> **TEXTO DO DOCUMENTO**:
- - -

De manhã ouro, à tarde prata. O adágio refere-se às laranjas e ao seu consumo, mas quase que poderia dizer-se o mesmo da Topázio, a terceira maior exportadora do sector da joalharia e ourivesaria de Portugal segundo dados do Instituto Nacional de Estatística (INE).
Esta empresa de Gondomar começou por produzir peças de ouro aquando da sua fundação no século XIX, e especializou-se na prata no início do século XX, mas o brilho de outros tempos tardou. Hoje, após anos de prejuízos acumulados, a empresa está em plena mutação do modelo de negócio.
Agora a grande aposta está na renovação de uma área que foi sendo negligenciada pela empresa: a produção e desenho de fios, colares, anéis e brincos. E, acima de tudo, com os olhos virados para o mercado internacional.
A Topázio já tem experiência na exportação. A empresa começou bem antes da maioria das congéneres do sector a olhar para o mercado externo, o que lhe permite hoje saber o quanto importante é para um sector em transformação.
“Nos anos 1960, já éramos conhecidos pelos artefactos de pratas. Foi nessa altura que começámos a ir às primeiras feiras. A primeira foi a Feira de Hanôver. Foi o meu pai que lá foi”, garante à FORBES Maria José Ferreira Marques, membro da terceira geração deste negócio familiar.
“É difícil lutar contra um mercado que deixa de ter apetência para este tipo de produtos, os artefactos em prata”, explica José Augusto Seca, administrador da Topázio, à FORBES.
Durante décadas, a Topázio foi usufruindo do sucesso que as suas conhecidas linhas de artefactos em prata – que incluem salvas e jarrões estilo Dom João V – tinham nos mercados nacional e internacional, em especial junto da comunidade judaica. Nos anos 1990, com a valorização da prata, as peças fabricadas pela Topázio atingiram valores que lhe conferiam o estatuto de verdadeiros tesouros.
Mas o novo milénio estava a chegar e, com ele, alterações nos hábitos de consumo. A verdade é que a “geração X” e os millennials já não querem jarrões. “É difícil lutar contra um mercado que deixa de ter apetência para este tipo de produtos, os artefactos em prata”, explica José Augusto Seca, administrador da Topázio, à FORBES.
O líder da equipa de gestão que, neste momento, gere o rumo da empresa para a família Ferreira Marques, refere que este declínio na facturação – agravado pela crise financeira que começou em 2008 – fez com que a Topázio tivesse de se reorientar.

- - -

> **LINHAS DE DADOS**:
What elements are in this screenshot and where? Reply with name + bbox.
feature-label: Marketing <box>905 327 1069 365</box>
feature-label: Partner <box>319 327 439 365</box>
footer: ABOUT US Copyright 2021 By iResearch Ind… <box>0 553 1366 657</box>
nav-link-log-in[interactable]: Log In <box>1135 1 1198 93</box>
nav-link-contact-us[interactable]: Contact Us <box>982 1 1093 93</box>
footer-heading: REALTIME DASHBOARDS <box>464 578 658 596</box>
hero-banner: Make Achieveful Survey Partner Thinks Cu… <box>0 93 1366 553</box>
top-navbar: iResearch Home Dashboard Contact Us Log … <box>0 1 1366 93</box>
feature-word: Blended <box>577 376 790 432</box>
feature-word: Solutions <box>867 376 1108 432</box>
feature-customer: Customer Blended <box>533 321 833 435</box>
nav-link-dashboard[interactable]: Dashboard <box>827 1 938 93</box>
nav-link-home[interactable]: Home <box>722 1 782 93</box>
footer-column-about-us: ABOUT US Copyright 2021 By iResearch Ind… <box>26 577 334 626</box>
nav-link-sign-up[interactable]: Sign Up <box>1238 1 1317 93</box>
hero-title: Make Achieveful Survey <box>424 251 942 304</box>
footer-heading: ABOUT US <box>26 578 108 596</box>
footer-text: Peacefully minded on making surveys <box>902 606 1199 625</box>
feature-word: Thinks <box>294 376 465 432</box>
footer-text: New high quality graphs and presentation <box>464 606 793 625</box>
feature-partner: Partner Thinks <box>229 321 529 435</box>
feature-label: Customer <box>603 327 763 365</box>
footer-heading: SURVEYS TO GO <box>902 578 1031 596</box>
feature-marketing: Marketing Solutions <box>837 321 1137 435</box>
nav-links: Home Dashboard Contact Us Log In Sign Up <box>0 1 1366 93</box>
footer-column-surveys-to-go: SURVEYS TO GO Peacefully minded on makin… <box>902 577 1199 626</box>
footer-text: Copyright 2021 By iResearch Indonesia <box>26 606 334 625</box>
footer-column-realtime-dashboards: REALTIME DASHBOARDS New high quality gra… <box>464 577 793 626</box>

- - -

> **INSTRUÇÕES DE TRABALHO**:
1. Segundo o texto sobre a Topázio, qual foi a primeira feira em que a empresa esteve presente?
2. Por favor, prolongue o texto sobre a Topázio a partir da última frase.
A listagem provém de outra fonte.

> **RESULTADOS POR ORDEM**:
1. A Feira de Hanôver.

2.
A linha de joalharia, durante anos posta em segundo plano, seria a tábua de salvação numa altura em que o mercado internacional está cada vez mais virado para as jóias. Segundo um estudo da McKinsey, as vendas anuais em todo o mundo deverão continuar a subir a um ritmo entre os 5% e 6% por ano até 2020 – ano em que deverão ascender a 250 mil milhões de euros.
Foi então que gizaram uma estratégia, mas era preciso reformulá-la, de forma a direccioná-la para as novas gerações e para os mercados estrangeiros. Na prática, “queremos readquirir notoriedade junto das novas gerações, mas sem abandonarmos as nossas raízes”, explica José. Numa altura em que os consumidores valorizam produtos com história, Portugal conta com uma longa tradição no sector. À mente evoca-se logo um dos símbolos nacionais: o coração de Viana de filigrana. A ele juntam-se as minhotas de trajes tradicionais, cobertas de ouro, de colares de contas, com majestosos brincos. “As empresas que não tiverem na sua raiz uma história própria têm uma história que lhes é oferecida pelo que nós somos”, explica Fátima Santos, secretária-geral da Associação de Ourivesaria e Relojoaria de Portugal (AORP).
O que nós somos também é feito de ouro. Uma peça pode ter um país inteiro lá dentro. Assim o demonstrou, por exemplo, Marcelo Rebelo de Sousa, Presidente da República, quando ofereceu à Rainha Letizia, de Espanha, aquando da sua última visita oficial em Abril, um par de brincos de ouro em filigrana.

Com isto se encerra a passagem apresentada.